Так как поезд с танками исправно приходил каждый вечер почти в течение целого месяца, то нетрудно было сообразить, что в лесу должно было набраться изрядное количество танков и что на этом участке фронта, по-видимому, замышляется какое-то наступление.
Такое скопление машин не укрылось от немецких агентов. И вот 15 ноября, за пять дней до удара под Камбре, этот лес с тьмою танков в нем подвергается сильнейшему артиллерийскому обстрелу со стороны германцев. Немцы были убеждены, что своим огнем они уничтожили все английские машины.
Однако и здесь германское командование было введено в заблуждение. На самом деле в таинственном лесу не было ни одного танка. Вся несложная хитрость состояла в том, что шесть танков, войдя в лес с одной стороны, выходили из него с другой и преспокойно возвращались «домой». На следующий день эти же самые танки снова влезали на платформы и по железной дороге отправлялись к месту разгрузки. Ночью они проделывали обратный путь через лес.
Наступило 19 ноября. По небу низко тянулись сизые тучи. Изредка моросил дождь. Немцы спокойно сидели в своих окопах.
Время от времени с английской стороны раздавался одиночный пушечный выстрел. Провизжав над головой, снаряд разрывался где-то позади окопов. Это было так обычно, что никто не обращал внимания.
Однако стрельба англичан была не простой забавой от нечего делать. Хотя английское командование и отказалось от артиллерийской подготовки, но от содействия артиллерии в самом ходе атаки отказаться нельзя было. Тысяча орудий, тайно собранных на фронте длиной в двенадцать километров, должна была устроить огневую завесу на расстоянии двухсот метров перед танками, идущими в атаку.
Стрельбу из всей тысячи орудий следовало открыть внезапно и стрелять точно. И вот англичане одиночными, как будто ленивыми, случайными выстрелами и вели предварительную пристрелку. Данные, полученные для одного орудия, передавались на другие.
Вся артиллерия была тщательно замаскирована. Германские летчики с высоты видели только какие-то кочки, кусты да еще развалины домов, а что там спрятаны пушки, они не догадывались.
Впрочем, плохая, дождливая погода в течение всего октября и ноября сильно мешала немцам вести за противником воздушное наблюдение.
Немцы не раз устраивали и боевые поиски — налеты на окопы англичан с целью захвата пленных. Но пленные ничего определенного не могли сообщить.

ЗАДАНИЯ:
A: По отрывку о танках под Камбре объясните в одном-трех предложениях, зачем англичане время от времени вели одиночные выстрелы.
B: Перечислите все, что, согласно отрывку о танках под Камбре, германские летчики видели с высоты на месте спрятанных пушек.

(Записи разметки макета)
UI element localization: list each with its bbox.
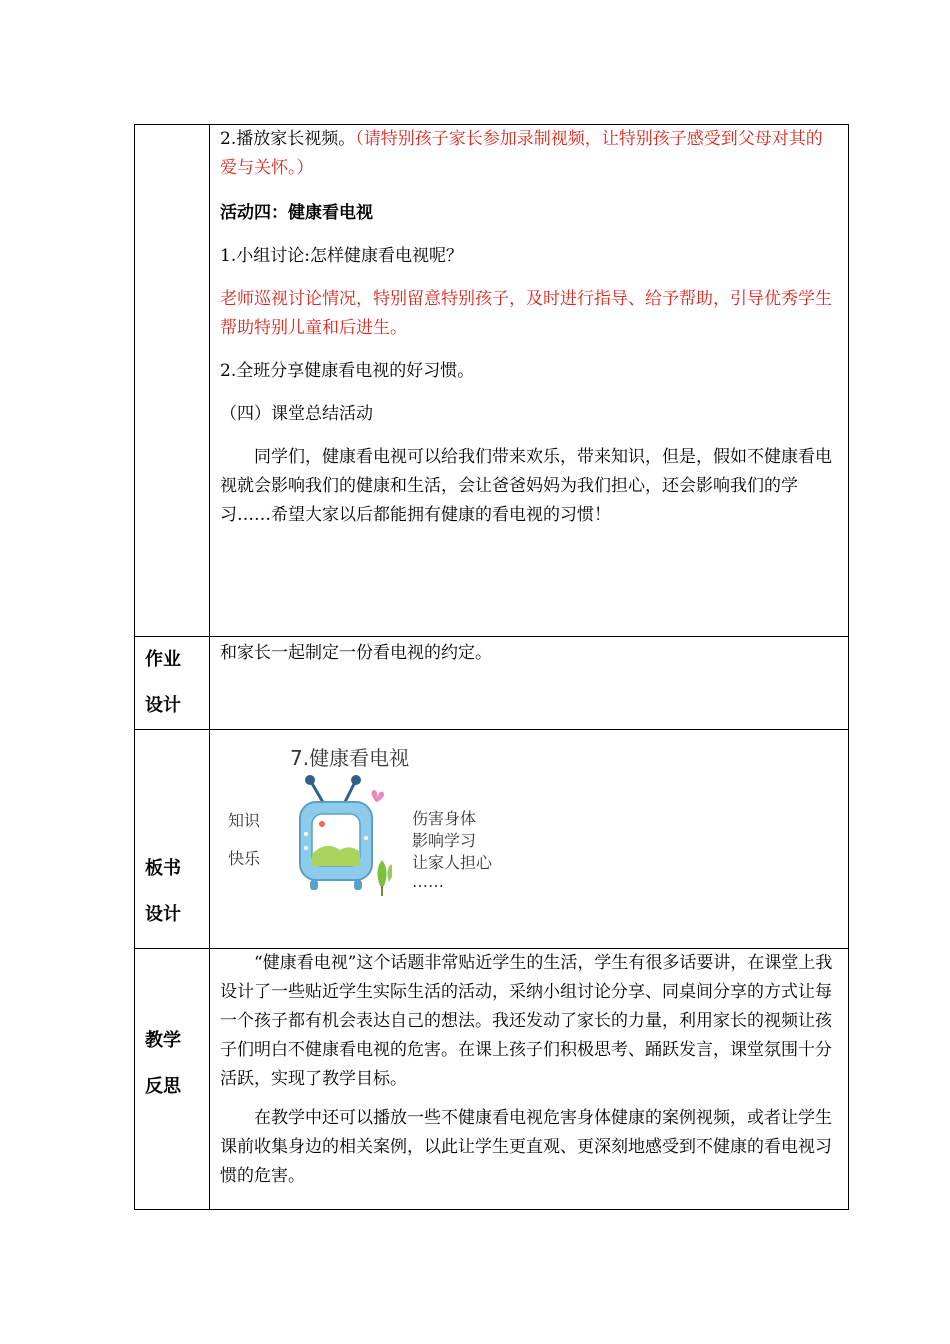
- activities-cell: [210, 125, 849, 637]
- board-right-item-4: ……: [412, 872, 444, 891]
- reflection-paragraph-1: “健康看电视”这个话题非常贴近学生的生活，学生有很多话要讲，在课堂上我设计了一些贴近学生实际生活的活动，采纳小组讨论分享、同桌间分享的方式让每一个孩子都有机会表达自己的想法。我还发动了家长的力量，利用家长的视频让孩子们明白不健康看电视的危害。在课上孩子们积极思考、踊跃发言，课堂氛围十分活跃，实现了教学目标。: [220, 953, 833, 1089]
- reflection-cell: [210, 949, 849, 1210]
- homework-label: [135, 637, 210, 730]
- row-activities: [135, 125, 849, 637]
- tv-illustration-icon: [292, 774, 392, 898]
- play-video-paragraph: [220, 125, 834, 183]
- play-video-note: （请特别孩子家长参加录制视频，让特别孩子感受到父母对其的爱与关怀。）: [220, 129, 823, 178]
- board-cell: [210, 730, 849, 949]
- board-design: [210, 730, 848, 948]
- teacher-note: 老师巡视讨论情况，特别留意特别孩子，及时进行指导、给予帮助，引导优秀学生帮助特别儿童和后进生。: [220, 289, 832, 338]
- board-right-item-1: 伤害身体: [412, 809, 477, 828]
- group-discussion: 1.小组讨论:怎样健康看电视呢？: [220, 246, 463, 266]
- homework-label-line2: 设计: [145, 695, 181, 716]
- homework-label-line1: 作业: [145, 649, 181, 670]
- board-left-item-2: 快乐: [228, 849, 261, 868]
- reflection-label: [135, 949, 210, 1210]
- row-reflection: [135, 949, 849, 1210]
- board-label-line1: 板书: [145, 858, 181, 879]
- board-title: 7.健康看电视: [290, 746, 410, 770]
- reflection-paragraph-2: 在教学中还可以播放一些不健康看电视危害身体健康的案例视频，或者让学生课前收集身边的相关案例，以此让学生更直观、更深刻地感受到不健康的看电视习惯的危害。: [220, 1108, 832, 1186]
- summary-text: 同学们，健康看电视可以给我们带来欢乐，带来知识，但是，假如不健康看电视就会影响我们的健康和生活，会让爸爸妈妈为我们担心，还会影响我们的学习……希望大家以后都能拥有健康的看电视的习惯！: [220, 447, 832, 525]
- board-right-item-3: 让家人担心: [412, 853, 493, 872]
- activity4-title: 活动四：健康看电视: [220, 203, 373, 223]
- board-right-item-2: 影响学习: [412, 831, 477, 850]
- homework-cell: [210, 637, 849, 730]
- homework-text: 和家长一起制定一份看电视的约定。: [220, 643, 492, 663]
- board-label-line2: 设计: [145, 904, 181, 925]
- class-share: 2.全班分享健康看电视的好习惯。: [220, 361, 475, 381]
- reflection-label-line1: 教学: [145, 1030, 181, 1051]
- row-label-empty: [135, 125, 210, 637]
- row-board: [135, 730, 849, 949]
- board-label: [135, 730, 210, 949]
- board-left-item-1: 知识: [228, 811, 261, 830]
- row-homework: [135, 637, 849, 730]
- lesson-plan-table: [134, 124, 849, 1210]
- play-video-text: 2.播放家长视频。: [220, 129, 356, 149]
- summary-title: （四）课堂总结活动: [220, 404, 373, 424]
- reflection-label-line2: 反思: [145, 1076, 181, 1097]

---

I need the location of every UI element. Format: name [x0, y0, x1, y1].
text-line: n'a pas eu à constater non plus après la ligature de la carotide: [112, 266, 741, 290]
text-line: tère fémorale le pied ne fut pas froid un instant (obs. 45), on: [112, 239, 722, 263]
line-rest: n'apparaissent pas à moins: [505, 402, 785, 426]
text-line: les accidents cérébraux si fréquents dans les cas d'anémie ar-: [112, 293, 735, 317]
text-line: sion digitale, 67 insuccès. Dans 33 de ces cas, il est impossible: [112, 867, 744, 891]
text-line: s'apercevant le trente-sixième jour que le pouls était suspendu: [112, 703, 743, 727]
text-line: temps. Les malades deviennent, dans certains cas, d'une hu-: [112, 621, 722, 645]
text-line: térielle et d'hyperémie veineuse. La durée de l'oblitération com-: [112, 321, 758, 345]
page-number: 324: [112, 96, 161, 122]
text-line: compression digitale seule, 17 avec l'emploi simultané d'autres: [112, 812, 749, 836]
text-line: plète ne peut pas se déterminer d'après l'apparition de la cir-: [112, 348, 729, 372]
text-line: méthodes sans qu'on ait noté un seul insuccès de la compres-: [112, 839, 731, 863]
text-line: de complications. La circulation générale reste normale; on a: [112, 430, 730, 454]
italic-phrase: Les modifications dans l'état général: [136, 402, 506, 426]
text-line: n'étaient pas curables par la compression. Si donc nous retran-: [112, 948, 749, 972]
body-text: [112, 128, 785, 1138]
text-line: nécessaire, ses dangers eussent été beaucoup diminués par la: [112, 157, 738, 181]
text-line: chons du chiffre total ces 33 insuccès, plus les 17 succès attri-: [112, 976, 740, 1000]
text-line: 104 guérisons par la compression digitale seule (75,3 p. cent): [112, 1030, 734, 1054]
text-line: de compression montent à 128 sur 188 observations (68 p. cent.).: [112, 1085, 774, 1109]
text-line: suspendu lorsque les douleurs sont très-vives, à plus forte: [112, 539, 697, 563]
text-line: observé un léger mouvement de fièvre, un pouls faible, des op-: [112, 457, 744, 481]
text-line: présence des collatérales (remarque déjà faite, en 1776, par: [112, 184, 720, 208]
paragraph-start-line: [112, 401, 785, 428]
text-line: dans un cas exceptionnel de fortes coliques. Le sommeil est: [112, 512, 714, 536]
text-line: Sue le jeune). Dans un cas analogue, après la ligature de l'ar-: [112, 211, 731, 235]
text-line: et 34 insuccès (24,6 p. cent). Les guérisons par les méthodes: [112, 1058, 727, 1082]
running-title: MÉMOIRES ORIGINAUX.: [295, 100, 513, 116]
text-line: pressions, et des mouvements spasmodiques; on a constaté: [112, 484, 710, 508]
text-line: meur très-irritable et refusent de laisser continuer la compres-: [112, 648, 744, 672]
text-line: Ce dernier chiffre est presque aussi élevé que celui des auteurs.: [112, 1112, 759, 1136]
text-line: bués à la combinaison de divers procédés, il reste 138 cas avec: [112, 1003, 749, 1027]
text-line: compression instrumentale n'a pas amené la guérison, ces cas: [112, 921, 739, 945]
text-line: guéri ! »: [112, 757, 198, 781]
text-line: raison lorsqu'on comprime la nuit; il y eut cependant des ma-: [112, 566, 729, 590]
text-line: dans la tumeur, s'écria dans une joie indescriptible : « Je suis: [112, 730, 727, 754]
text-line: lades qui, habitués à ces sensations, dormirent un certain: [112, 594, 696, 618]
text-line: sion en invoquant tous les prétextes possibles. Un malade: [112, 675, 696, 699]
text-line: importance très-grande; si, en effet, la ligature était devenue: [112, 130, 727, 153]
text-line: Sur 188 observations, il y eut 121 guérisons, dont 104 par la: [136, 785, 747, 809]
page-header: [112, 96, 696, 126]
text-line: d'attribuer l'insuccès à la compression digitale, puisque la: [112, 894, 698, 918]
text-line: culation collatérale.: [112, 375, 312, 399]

ОТВЕТЫ:
A: Одиночными выстрелами англичане вели пристрелку. Огонь из всей тысячи орудий нужно было открыть внезапно и точно, поэтому данные, полученные для одного орудия, передавали на другие. Так подготовили огневую завесу перед танками, идущими в атаку.

B: Кочки, кусты, развалины домов.